EXERCISE AIM:
Exactly reproduce each entry, leaving out nothing.

DATA SHOWN:
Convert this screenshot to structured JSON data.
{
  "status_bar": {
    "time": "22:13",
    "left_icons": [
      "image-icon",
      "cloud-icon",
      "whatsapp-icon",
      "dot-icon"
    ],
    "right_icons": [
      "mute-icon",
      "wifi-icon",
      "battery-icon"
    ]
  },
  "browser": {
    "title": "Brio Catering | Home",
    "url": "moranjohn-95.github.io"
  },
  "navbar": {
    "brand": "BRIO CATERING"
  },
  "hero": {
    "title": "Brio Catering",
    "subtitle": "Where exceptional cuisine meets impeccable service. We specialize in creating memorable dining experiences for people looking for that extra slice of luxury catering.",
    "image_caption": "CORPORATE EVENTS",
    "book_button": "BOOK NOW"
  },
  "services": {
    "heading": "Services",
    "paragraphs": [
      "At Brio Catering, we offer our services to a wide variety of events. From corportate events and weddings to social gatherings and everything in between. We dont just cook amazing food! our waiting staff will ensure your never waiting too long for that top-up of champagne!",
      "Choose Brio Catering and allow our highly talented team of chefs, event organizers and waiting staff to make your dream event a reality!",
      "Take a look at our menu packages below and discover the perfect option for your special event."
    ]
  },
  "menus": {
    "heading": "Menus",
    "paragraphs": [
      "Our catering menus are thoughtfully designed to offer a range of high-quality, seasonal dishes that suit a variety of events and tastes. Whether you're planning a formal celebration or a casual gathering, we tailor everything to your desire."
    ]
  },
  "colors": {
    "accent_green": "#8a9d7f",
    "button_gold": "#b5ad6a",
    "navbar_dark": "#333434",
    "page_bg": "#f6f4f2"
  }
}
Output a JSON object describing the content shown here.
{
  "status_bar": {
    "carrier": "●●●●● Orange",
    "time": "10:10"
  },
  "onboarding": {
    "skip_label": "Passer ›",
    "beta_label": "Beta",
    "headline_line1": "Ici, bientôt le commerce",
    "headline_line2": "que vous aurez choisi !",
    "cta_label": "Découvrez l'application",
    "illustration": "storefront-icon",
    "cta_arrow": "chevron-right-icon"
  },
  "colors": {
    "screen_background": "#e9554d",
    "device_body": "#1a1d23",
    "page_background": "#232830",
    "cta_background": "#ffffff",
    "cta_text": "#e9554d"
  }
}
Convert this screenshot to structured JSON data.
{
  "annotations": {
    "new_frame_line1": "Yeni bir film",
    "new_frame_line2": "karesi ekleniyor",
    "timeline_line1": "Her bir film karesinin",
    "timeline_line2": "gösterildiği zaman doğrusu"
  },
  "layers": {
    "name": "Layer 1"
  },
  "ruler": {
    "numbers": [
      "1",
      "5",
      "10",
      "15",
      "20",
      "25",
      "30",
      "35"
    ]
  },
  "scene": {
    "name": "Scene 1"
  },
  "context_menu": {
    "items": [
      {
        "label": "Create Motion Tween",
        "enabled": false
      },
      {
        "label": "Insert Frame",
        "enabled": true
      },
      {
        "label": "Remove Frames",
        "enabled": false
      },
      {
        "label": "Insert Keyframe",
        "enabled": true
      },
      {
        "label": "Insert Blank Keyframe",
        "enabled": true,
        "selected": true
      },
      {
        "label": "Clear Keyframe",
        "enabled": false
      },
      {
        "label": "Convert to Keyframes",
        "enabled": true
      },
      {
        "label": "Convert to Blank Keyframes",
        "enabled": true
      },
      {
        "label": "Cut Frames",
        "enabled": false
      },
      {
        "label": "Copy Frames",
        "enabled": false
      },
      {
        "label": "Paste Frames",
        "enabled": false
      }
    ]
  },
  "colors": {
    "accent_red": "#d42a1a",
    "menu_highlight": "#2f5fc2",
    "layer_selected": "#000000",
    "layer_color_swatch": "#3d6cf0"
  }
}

THE RESULT:
Convert this screenshot to structured JSON data.
{
  "status_bar": {
    "time": "22:13",
    "left_icons": [
      "image-icon",
      "cloud-icon",
      "whatsapp-icon",
      "dot-icon"
    ],
    "right_icons": [
      "mute-icon",
      "wifi-icon",
      "battery-icon"
    ]
  },
  "browser": {
    "title": "Brio Catering | Home",
    "url": "moranjohn-95.github.io"
  },
  "navbar": {
    "brand": "BRIO CATERING"
  },
  "hero": {
    "title": "Brio Catering",
    "subtitle": "Where exceptional cuisine meets impeccable service. We specialize in creating memorable dining experiences for people looking for that extra slice of luxury catering.",
    "image_caption": "CORPORATE EVENTS",
    "book_button": "BOOK NOW"
  },
  "services": {
    "heading": "Services",
    "paragraphs": [
      "At Brio Catering, we offer our services to a wide variety of events. From corportate events and weddings to social gatherings and everything in between. We dont just cook amazing food! our waiting staff will ensure your never waiting too long for that top-up of champagne!",
      "Choose Brio Catering and allow our highly talented team of chefs, event organizers and waiting staff to make your dream event a reality!",
      "Take a look at our menu packages below and discover the perfect option for your special event."
    ]
  },
  "menus": {
    "heading": "Menus",
    "paragraphs": [
      "Our catering menus are thoughtfully designed to offer a range of high-quality, seasonal dishes that suit a variety of events and tastes. Whether you're planning a formal celebration or a casual gathering, we tailor everything to your desire."
    ]
  },
  "colors": {
    "accent_green": "#8a9d7f",
    "button_gold": "#b5ad6a",
    "navbar_dark": "#333434",
    "page_bg": "#f6f4f2"
  }
}
Output a JSON object describing the content shown here.
{
  "status_bar": {
    "carrier": "●●●●● Orange",
    "time": "10:10"
  },
  "onboarding": {
    "skip_label": "Passer ›",
    "beta_label": "Beta",
    "headline_line1": "Ici, bientôt le commerce",
    "headline_line2": "que vous aurez choisi !",
    "cta_label": "Découvrez l'application",
    "illustration": "storefront-icon",
    "cta_arrow": "chevron-right-icon"
  },
  "colors": {
    "screen_background": "#e9554d",
    "device_body": "#1a1d23",
    "page_background": "#232830",
    "cta_background": "#ffffff",
    "cta_text": "#e9554d"
  }
}
Convert this screenshot to structured JSON data.
{
  "annotations": {
    "new_frame_line1": "Yeni bir film",
    "new_frame_line2": "karesi ekleniyor",
    "timeline_line1": "Her bir film karesinin",
    "timeline_line2": "gösterildiği zaman doğrusu"
  },
  "layers": {
    "name": "Layer 1"
  },
  "ruler": {
    "numbers": [
      "1",
      "5",
      "10",
      "15",
      "20",
      "25",
      "30",
      "35"
    ]
  },
  "scene": {
    "name": "Scene 1"
  },
  "context_menu": {
    "items": [
      {
        "label": "Create Motion Tween",
        "enabled": false
      },
      {
        "label": "Insert Frame",
        "enabled": true
      },
      {
        "label": "Remove Frames",
        "enabled": false
      },
      {
        "label": "Insert Keyframe",
        "enabled": true
      },
      {
        "label": "Insert Blank Keyframe",
        "enabled": true,
        "selected": true
      },
      {
        "label": "Clear Keyframe",
        "enabled": false
      },
      {
        "label": "Convert to Keyframes",
        "enabled": true
      },
      {
        "label": "Convert to Blank Keyframes",
        "enabled": true
      },
      {
        "label": "Cut Frames",
        "enabled": false
      },
      {
        "label": "Copy Frames",
        "enabled": false
      },
      {
        "label": "Paste Frames",
        "enabled": false
      }
    ]
  },
  "colors": {
    "accent_red": "#d42a1a",
    "menu_highlight": "#2f5fc2",
    "layer_selected": "#000000",
    "layer_color_swatch": "#3d6cf0"
  }
}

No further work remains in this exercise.